WORK INSTRUCTIONS
Rewrite every line of the records below as a numbered list, skipping any blank lines and omitting the pictures.

SUPPLIED RECORDS

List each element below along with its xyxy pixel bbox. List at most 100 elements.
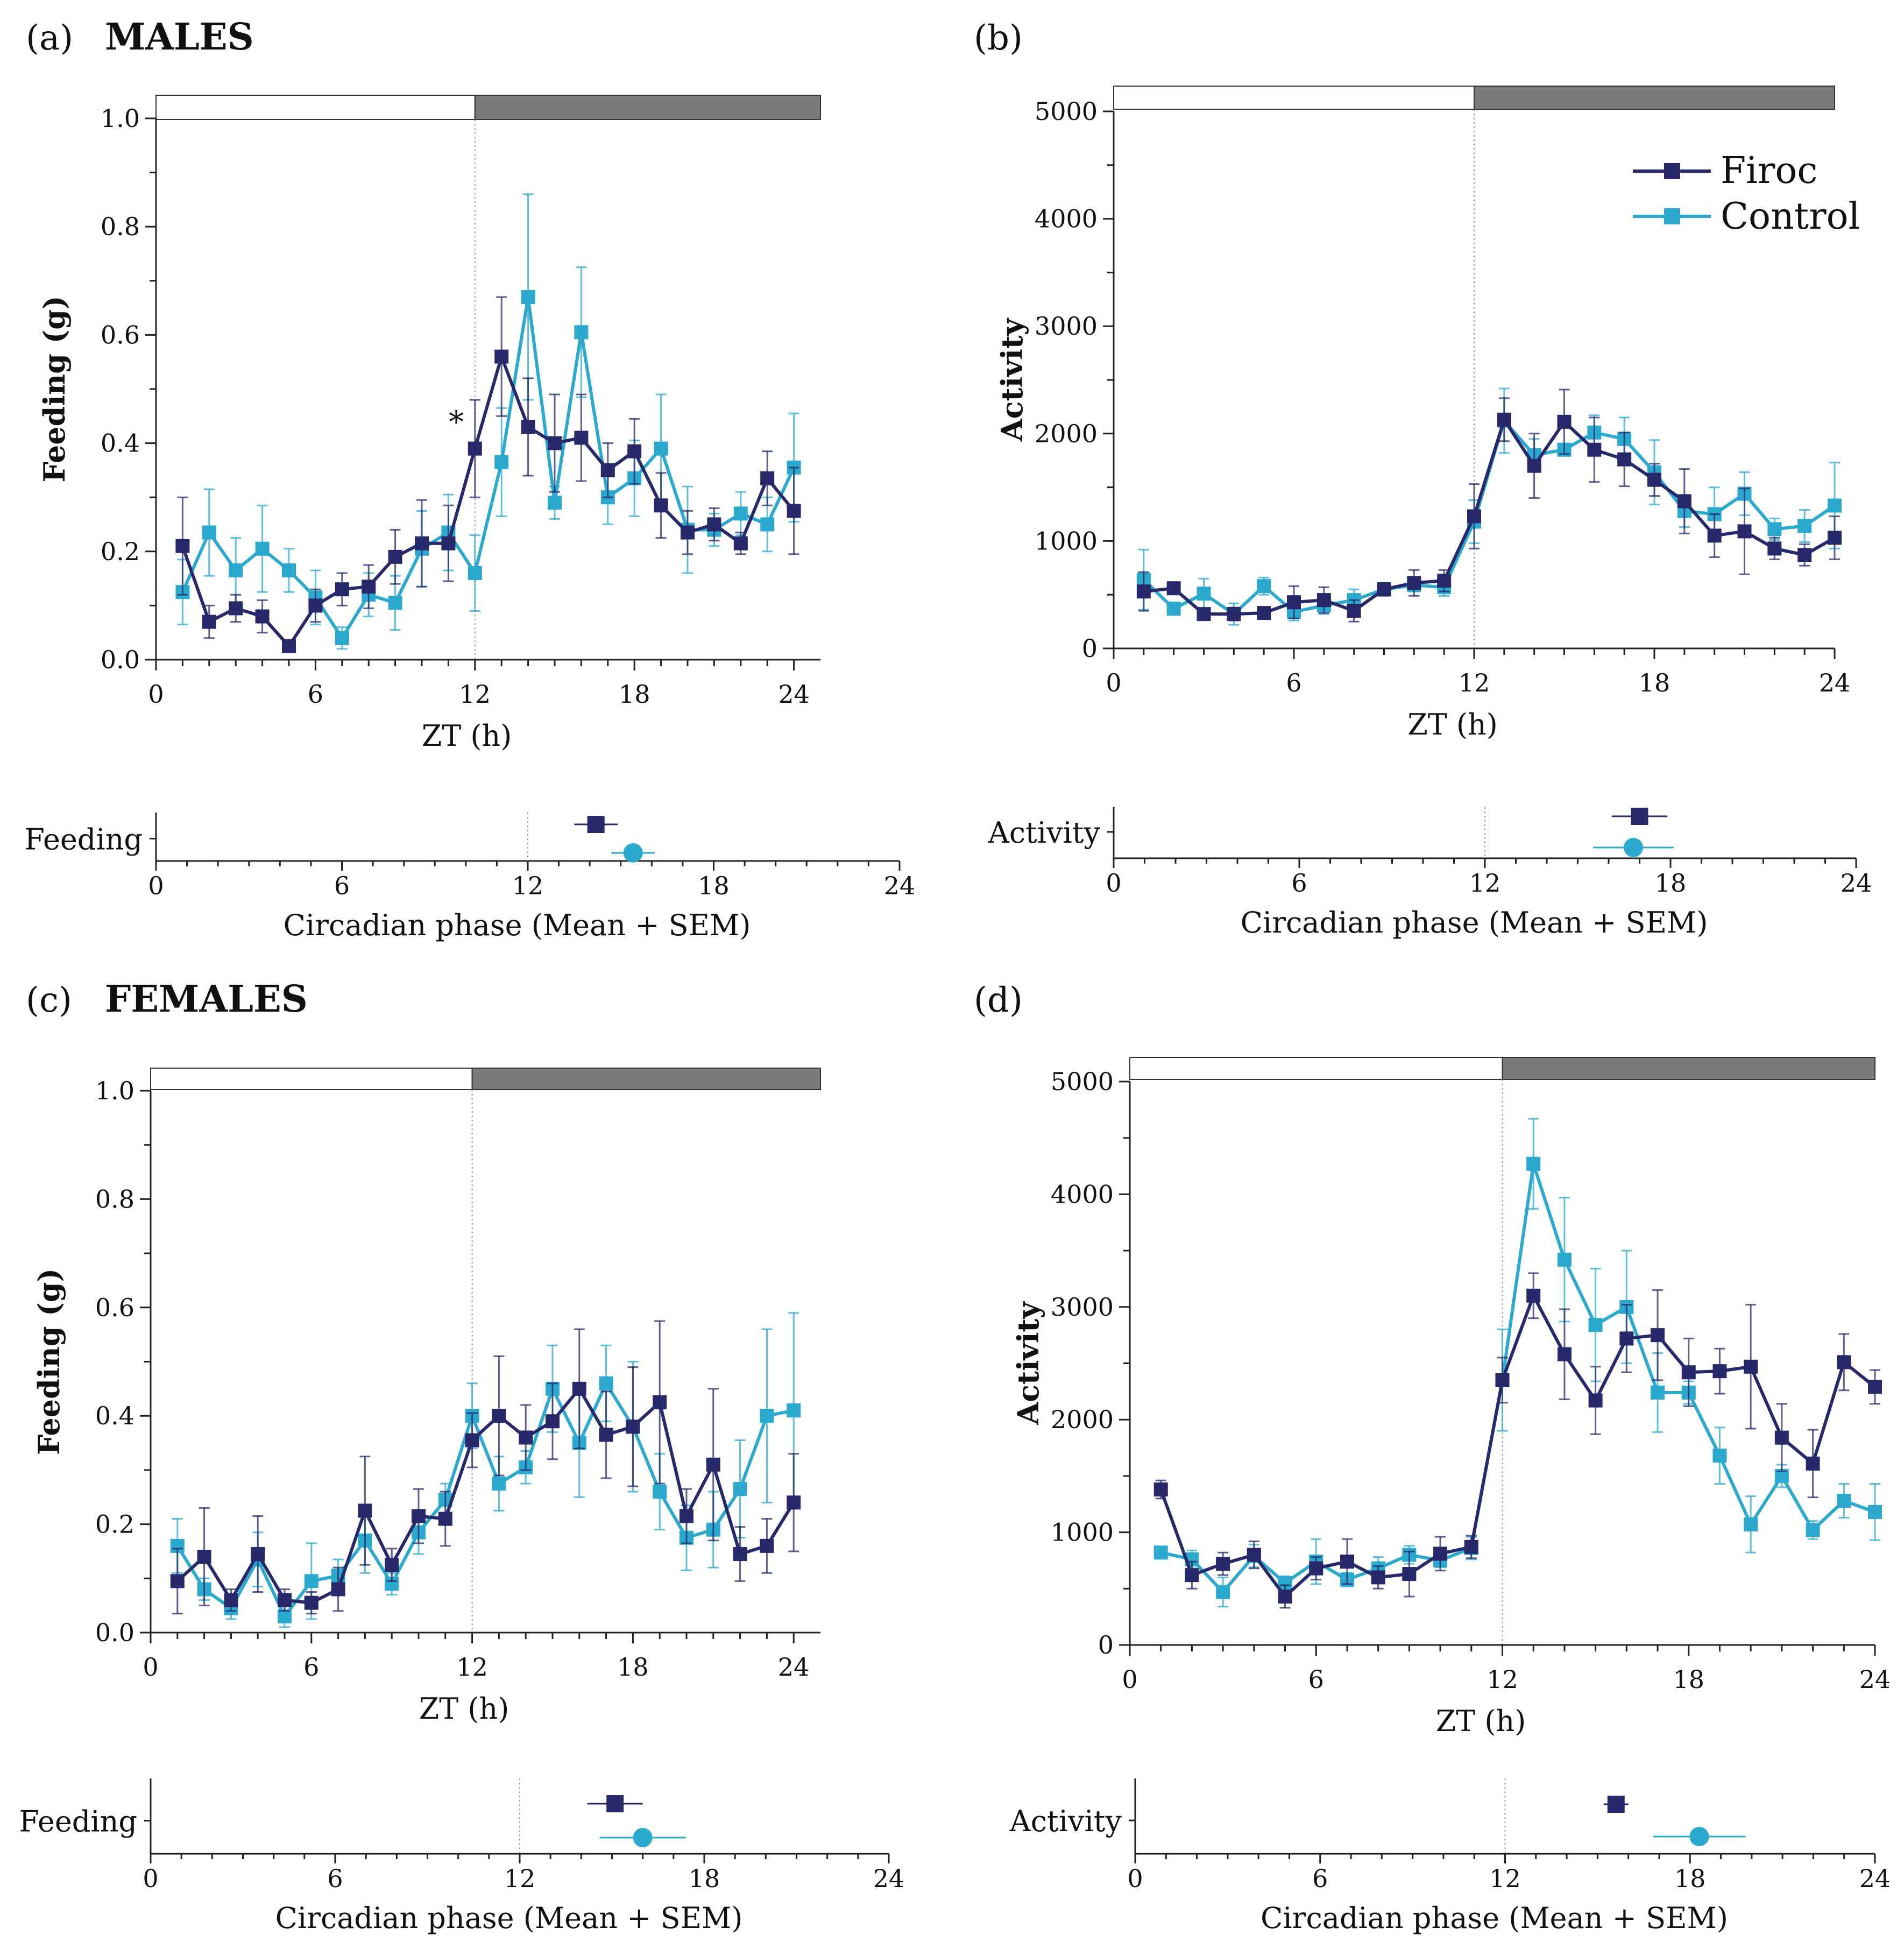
phase-x-tick-label: 24 — [1859, 1864, 1891, 1893]
chart-panel-d: 0 6 12 18 24 0 1000 2000 3000 4000 5000 ZT (h) Activ… — [1009, 1057, 1891, 1935]
phase-x-tick-label: 12 — [512, 871, 544, 900]
x-axis-title: ZT (h) — [419, 1692, 509, 1726]
panel-tag-a: (a) — [26, 18, 73, 58]
data-point-firoc — [572, 1381, 586, 1396]
y-axis-title: Feeding (g) — [37, 295, 72, 482]
data-point-control — [1166, 602, 1181, 616]
panel-tag-c: (c) — [26, 980, 72, 1020]
sex-title-females: FEMALES — [105, 978, 308, 1021]
data-point-firoc — [492, 1409, 506, 1423]
phase-x-tick-label: 12 — [1489, 1864, 1521, 1893]
dark-phase-bar — [474, 95, 821, 120]
x-tick-label: 24 — [778, 1653, 810, 1682]
data-point-control — [1651, 1385, 1665, 1400]
x-tick-label: 18 — [619, 680, 650, 709]
data-point-control — [1526, 1156, 1541, 1171]
phase-plot-c: 0 6 12 18 24 Circadian phase (Mean + SEM) Feed… — [19, 1778, 904, 1935]
y-tick-label: 0.8 — [95, 1184, 135, 1213]
data-point-firoc — [282, 639, 296, 653]
legend-firoc-label: Firoc — [1721, 150, 1817, 192]
data-point-firoc — [680, 1509, 693, 1523]
data-point-control — [1744, 1517, 1758, 1531]
y-tick-label: 0.6 — [95, 1293, 135, 1322]
x-axis-title: ZT (h) — [1436, 1704, 1526, 1738]
data-point-firoc — [653, 1395, 667, 1410]
data-point-firoc — [385, 1558, 399, 1572]
phase-x-tick-label: 18 — [1674, 1864, 1706, 1893]
data-point-control — [282, 563, 296, 578]
data-point-firoc — [1278, 1589, 1292, 1604]
data-point-firoc — [1707, 528, 1722, 543]
data-point-control — [1257, 579, 1271, 594]
data-point-firoc — [1587, 442, 1602, 457]
data-point-control — [1216, 1585, 1230, 1599]
phase-x-tick-label: 12 — [1469, 868, 1501, 898]
series-control — [175, 193, 801, 650]
x-tick-label: 12 — [1459, 668, 1490, 697]
data-point-control — [1868, 1505, 1882, 1519]
data-point-firoc — [1136, 584, 1151, 599]
x-tick-label: 12 — [1487, 1665, 1518, 1694]
series-line-control — [181, 295, 796, 640]
data-point-control — [1153, 1545, 1168, 1560]
y-tick-label: 1.0 — [95, 1076, 135, 1105]
phase-x-tick-label: 24 — [884, 871, 916, 900]
phase-control-marker — [633, 1828, 653, 1847]
x-tick-label: 18 — [1673, 1665, 1704, 1694]
series-line-control — [176, 1381, 794, 1618]
series-firoc — [1153, 1272, 1882, 1609]
data-point-firoc — [787, 1495, 801, 1510]
data-point-firoc — [1774, 1430, 1789, 1445]
data-point-firoc — [251, 1547, 265, 1561]
y-tick-label: 0.8 — [101, 212, 140, 241]
y-tick-label: 0.0 — [95, 1618, 135, 1647]
data-point-control — [654, 441, 668, 456]
data-point-firoc — [412, 1509, 426, 1523]
y-tick-label: 0 — [1082, 634, 1098, 663]
x-tick-label: 0 — [1106, 668, 1121, 697]
data-point-firoc — [1497, 412, 1511, 427]
data-point-control — [304, 1574, 318, 1588]
phase-control-marker — [623, 843, 643, 863]
data-point-firoc — [1828, 531, 1842, 545]
data-point-control — [1837, 1493, 1851, 1508]
series-line-firoc — [176, 1387, 795, 1605]
data-point-firoc — [1797, 548, 1812, 562]
data-point-firoc — [1257, 606, 1271, 620]
y-tick-label: 1000 — [1035, 526, 1098, 555]
y-tick-label: 0.6 — [101, 320, 140, 349]
series-firoc — [170, 1320, 801, 1615]
x-tick-label: 18 — [617, 1653, 649, 1682]
data-point-firoc — [1677, 494, 1691, 509]
data-point-firoc — [441, 536, 456, 550]
data-point-firoc — [1464, 1540, 1478, 1554]
data-point-control — [335, 631, 349, 645]
data-point-control — [1767, 522, 1782, 536]
phase-x-tick-label: 6 — [1291, 868, 1307, 898]
x-tick-label: 12 — [459, 680, 491, 709]
data-point-firoc — [331, 1582, 345, 1597]
phase-x-tick-label: 24 — [1841, 868, 1872, 898]
data-point-firoc — [1407, 576, 1421, 590]
chart-panel-b: 0 6 12 18 24 0 1000 2000 3000 4000 5000 ZT (h) Activ… — [988, 86, 1872, 940]
data-point-firoc — [224, 1593, 238, 1607]
series-control — [170, 1312, 801, 1628]
data-point-firoc — [1619, 1331, 1634, 1346]
data-point-control — [468, 566, 482, 581]
data-point-firoc — [654, 498, 668, 513]
data-point-control — [388, 596, 402, 610]
data-point-control — [521, 289, 535, 304]
data-point-firoc — [1309, 1561, 1323, 1576]
data-point-firoc — [1681, 1365, 1696, 1380]
data-point-firoc — [1806, 1456, 1820, 1471]
phase-x-tick-label: 18 — [698, 871, 730, 900]
data-point-control — [1806, 1523, 1820, 1537]
x-axis-title: ZT (h) — [422, 719, 512, 753]
data-point-control — [1588, 1318, 1603, 1332]
data-point-firoc — [1377, 582, 1391, 597]
data-point-firoc — [1526, 1288, 1541, 1303]
data-point-firoc — [1837, 1355, 1851, 1369]
panel-tag-b: (b) — [974, 18, 1023, 58]
x-tick-label: 12 — [456, 1653, 488, 1682]
data-point-firoc — [707, 517, 721, 532]
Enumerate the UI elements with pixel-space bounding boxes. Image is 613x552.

FULL RESPONSE
1. List each element below along with its xyxy pixel bbox. List at most 100 elements.
2. phase-x-tick-label: 24 — [1859, 1864, 1891, 1893]
3. chart-panel-d: 0 6 12 18 24 0 1000 2000 3000 4000 5000 ZT (h) Activ… — [1009, 1057, 1891, 1935]
4. phase-x-tick-label: 12 — [512, 871, 544, 900]
5. x-axis-title: ZT (h) — [419, 1692, 509, 1726]
6. panel-tag-a: (a) — [26, 18, 73, 58]
7. data-point-firoc — [572, 1381, 586, 1396]
8. y-axis-title: Feeding (g) — [37, 295, 72, 482]
9. data-point-control — [1166, 602, 1181, 616]
10. panel-tag-c: (c) — [26, 980, 72, 1020]
11. sex-title-females: FEMALES — [105, 978, 308, 1021]
12. data-point-firoc — [492, 1409, 506, 1423]
13. phase-x-tick-label: 12 — [1489, 1864, 1521, 1893]
14. dark-phase-bar — [474, 95, 821, 120]
15. x-tick-label: 24 — [778, 1653, 810, 1682]
16. data-point-control — [1651, 1385, 1665, 1400]
17. x-tick-label: 18 — [619, 680, 650, 709]
18. data-point-control — [1526, 1156, 1541, 1171]
19. phase-plot-c: 0 6 12 18 24 Circadian phase (Mean + SEM) Feed… — [19, 1778, 904, 1935]
20. y-tick-label: 0.8 — [95, 1184, 135, 1213]
21. data-point-firoc — [282, 639, 296, 653]
22. legend-firoc-label: Firoc — [1721, 150, 1817, 192]
23. data-point-firoc — [680, 1509, 693, 1523]
24. data-point-control — [1744, 1517, 1758, 1531]
25. y-tick-label: 0.6 — [95, 1293, 135, 1322]
26. x-axis-title: ZT (h) — [1436, 1704, 1526, 1738]
27. data-point-firoc — [653, 1395, 667, 1410]
28. data-point-firoc — [385, 1558, 399, 1572]
29. phase-x-tick-label: 18 — [1674, 1864, 1706, 1893]
30. data-point-control — [282, 563, 296, 578]
31. data-point-firoc — [1278, 1589, 1292, 1604]
32. data-point-firoc — [1707, 528, 1722, 543]
33. data-point-control — [1257, 579, 1271, 594]
34. data-point-firoc — [1587, 442, 1602, 457]
35. data-point-control — [1216, 1585, 1230, 1599]
36. phase-x-tick-label: 12 — [1469, 868, 1501, 898]
37. series-control — [175, 193, 801, 650]
38. x-tick-label: 12 — [1459, 668, 1490, 697]
39. data-point-control — [1868, 1505, 1882, 1519]
40. data-point-firoc — [1136, 584, 1151, 599]
41. x-tick-label: 12 — [1487, 1665, 1518, 1694]
42. series-line-control — [181, 295, 796, 640]
43. data-point-control — [1153, 1545, 1168, 1560]
44. y-tick-label: 1.0 — [95, 1076, 135, 1105]
45. phase-x-tick-label: 24 — [884, 871, 916, 900]
46. phase-control-marker — [633, 1828, 653, 1847]
47. x-tick-label: 18 — [1673, 1665, 1704, 1694]
48. series-line-control — [176, 1381, 794, 1618]
49. series-firoc — [1153, 1272, 1882, 1609]
50. data-point-firoc — [787, 1495, 801, 1510]
51. data-point-firoc — [1774, 1430, 1789, 1445]
52. data-point-firoc — [251, 1547, 265, 1561]
53. y-tick-label: 0.8 — [101, 212, 140, 241]
54. y-tick-label: 0.0 — [95, 1618, 135, 1647]
55. data-point-control — [654, 441, 668, 456]
56. data-point-firoc — [412, 1509, 426, 1523]
57. y-tick-label: 0 — [1082, 634, 1098, 663]
58. x-tick-label: 0 — [1106, 668, 1121, 697]
59. data-point-firoc — [1497, 412, 1511, 427]
60. data-point-control — [304, 1574, 318, 1588]
61. phase-control-marker — [623, 843, 643, 863]
62. data-point-firoc — [1828, 531, 1842, 545]
63. data-point-control — [1837, 1493, 1851, 1508]
64. series-line-firoc — [176, 1387, 795, 1605]
65. data-point-firoc — [1797, 548, 1812, 562]
66. data-point-firoc — [1257, 606, 1271, 620]
67. y-tick-label: 1000 — [1035, 526, 1098, 555]
68. y-tick-label: 0.6 — [101, 320, 140, 349]
69. series-firoc — [170, 1320, 801, 1615]
70. x-tick-label: 18 — [617, 1653, 649, 1682]
71. data-point-firoc — [1677, 494, 1691, 509]
72. data-point-firoc — [441, 536, 456, 550]
73. data-point-firoc — [1464, 1540, 1478, 1554]
74. data-point-control — [335, 631, 349, 645]
75. data-point-control — [1767, 522, 1782, 536]
76. phase-x-tick-label: 6 — [1291, 868, 1307, 898]
77. x-tick-label: 12 — [459, 680, 491, 709]
78. data-point-firoc — [331, 1582, 345, 1597]
79. phase-x-tick-label: 24 — [1841, 868, 1872, 898]
80. data-point-firoc — [1407, 576, 1421, 590]
81. chart-panel-b: 0 6 12 18 24 0 1000 2000 3000 4000 5000 ZT (h) Activ… — [988, 86, 1872, 940]
82. data-point-firoc — [224, 1593, 238, 1607]
83. series-control — [170, 1312, 801, 1628]
84. data-point-firoc — [1619, 1331, 1634, 1346]
85. data-point-control — [468, 566, 482, 581]
86. data-point-firoc — [654, 498, 668, 513]
87. data-point-control — [388, 596, 402, 610]
88. data-point-control — [521, 289, 535, 304]
89. data-point-firoc — [1309, 1561, 1323, 1576]
90. data-point-firoc — [1681, 1365, 1696, 1380]
91. data-point-firoc — [1806, 1456, 1820, 1471]
92. phase-x-tick-label: 18 — [698, 871, 730, 900]
93. data-point-control — [1806, 1523, 1820, 1537]
94. x-axis-title: ZT (h) — [422, 719, 512, 753]
95. data-point-control — [1588, 1318, 1603, 1332]
96. data-point-firoc — [1377, 582, 1391, 597]
97. data-point-firoc — [1526, 1288, 1541, 1303]
98. data-point-firoc — [1837, 1355, 1851, 1369]
99. panel-tag-b: (b) — [974, 18, 1023, 58]
100. x-tick-label: 12 — [456, 1653, 488, 1682]
101. data-point-firoc — [707, 517, 721, 532]
102. Enumerate the UI elements with pixel-space bounding boxes. Image is 613x552.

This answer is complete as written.